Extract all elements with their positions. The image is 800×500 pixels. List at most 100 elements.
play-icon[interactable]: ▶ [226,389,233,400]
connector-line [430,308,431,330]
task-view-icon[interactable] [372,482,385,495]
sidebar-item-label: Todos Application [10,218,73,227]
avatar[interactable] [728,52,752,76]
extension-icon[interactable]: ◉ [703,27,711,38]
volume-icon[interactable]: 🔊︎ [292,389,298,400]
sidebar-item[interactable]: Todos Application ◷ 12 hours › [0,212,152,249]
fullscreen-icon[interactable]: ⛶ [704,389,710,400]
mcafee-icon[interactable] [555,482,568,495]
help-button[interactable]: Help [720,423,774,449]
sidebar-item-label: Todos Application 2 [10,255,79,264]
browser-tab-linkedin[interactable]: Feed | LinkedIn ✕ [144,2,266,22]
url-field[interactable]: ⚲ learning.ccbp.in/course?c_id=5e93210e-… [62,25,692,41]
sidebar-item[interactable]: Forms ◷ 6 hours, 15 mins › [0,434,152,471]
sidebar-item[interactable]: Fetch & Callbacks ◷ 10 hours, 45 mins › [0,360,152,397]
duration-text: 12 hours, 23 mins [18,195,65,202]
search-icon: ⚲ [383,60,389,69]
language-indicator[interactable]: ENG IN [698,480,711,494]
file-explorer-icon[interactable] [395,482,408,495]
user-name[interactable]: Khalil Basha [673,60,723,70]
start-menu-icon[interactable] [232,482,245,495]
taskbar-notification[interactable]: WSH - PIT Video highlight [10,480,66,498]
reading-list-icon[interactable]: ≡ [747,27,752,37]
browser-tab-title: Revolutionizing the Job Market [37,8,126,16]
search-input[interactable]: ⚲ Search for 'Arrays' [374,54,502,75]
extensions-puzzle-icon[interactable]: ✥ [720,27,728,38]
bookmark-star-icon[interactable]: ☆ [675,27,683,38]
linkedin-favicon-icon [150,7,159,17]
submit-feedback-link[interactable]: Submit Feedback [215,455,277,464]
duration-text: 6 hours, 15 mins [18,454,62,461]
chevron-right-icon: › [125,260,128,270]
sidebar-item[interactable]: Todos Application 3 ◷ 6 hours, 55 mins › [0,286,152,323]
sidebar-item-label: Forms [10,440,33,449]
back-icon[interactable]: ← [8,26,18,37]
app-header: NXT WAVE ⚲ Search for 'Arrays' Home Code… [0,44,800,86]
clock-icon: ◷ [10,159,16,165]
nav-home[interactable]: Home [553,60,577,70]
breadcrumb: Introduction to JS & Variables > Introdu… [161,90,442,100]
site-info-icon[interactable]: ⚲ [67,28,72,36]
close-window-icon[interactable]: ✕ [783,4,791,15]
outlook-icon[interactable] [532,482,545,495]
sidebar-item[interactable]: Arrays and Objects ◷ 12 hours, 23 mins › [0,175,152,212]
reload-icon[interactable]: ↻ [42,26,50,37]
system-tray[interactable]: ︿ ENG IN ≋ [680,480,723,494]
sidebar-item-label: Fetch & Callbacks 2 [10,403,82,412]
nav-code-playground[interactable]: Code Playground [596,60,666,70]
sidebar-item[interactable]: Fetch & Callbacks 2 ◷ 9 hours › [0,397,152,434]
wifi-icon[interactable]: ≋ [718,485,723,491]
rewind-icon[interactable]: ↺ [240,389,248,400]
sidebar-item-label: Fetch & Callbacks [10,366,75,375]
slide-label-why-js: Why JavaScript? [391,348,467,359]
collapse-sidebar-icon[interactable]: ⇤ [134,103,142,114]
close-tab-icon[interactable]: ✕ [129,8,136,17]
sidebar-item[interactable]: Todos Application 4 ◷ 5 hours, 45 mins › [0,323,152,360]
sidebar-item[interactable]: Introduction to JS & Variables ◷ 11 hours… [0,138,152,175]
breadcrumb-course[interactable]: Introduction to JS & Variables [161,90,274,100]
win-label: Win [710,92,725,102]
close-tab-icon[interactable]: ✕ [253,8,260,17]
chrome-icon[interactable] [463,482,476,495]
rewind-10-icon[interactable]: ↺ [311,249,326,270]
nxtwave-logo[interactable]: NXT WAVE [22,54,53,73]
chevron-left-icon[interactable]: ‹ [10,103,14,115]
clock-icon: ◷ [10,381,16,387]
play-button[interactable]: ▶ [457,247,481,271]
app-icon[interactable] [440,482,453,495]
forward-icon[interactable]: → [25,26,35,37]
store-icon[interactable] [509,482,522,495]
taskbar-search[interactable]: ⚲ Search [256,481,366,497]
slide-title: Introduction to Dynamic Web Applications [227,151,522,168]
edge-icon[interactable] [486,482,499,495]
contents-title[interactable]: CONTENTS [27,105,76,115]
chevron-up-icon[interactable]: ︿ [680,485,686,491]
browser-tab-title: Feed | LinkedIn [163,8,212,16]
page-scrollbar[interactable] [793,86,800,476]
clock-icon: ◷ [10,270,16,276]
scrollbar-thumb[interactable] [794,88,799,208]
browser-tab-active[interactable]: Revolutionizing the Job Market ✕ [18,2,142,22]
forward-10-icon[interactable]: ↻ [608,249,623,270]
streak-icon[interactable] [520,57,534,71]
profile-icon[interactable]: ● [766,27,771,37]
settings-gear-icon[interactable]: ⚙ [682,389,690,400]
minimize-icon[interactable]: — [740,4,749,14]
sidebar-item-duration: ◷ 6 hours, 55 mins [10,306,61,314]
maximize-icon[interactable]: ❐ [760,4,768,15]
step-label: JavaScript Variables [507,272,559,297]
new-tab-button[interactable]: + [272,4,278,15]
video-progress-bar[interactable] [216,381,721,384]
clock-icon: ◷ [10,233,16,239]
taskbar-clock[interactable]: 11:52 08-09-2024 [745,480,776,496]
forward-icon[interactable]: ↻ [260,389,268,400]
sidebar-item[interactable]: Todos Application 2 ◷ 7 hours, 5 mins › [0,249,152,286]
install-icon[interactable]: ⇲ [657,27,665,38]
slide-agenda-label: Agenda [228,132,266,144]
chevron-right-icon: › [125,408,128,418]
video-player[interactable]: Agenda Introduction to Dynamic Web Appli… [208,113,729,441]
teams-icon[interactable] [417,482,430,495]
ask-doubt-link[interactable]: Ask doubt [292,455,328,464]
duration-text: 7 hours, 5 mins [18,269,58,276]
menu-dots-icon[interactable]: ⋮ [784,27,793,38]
------------------------------------
> [Work instructions]
Find each line in the records that contains the string "Market", and copy those lines.

> [Exercise response]
browser-tab-title: Revolutionizing the Job Market [37,8,126,16]
browser-tab-active[interactable]: Revolutionizing the Job Market ✕ [18,2,142,22]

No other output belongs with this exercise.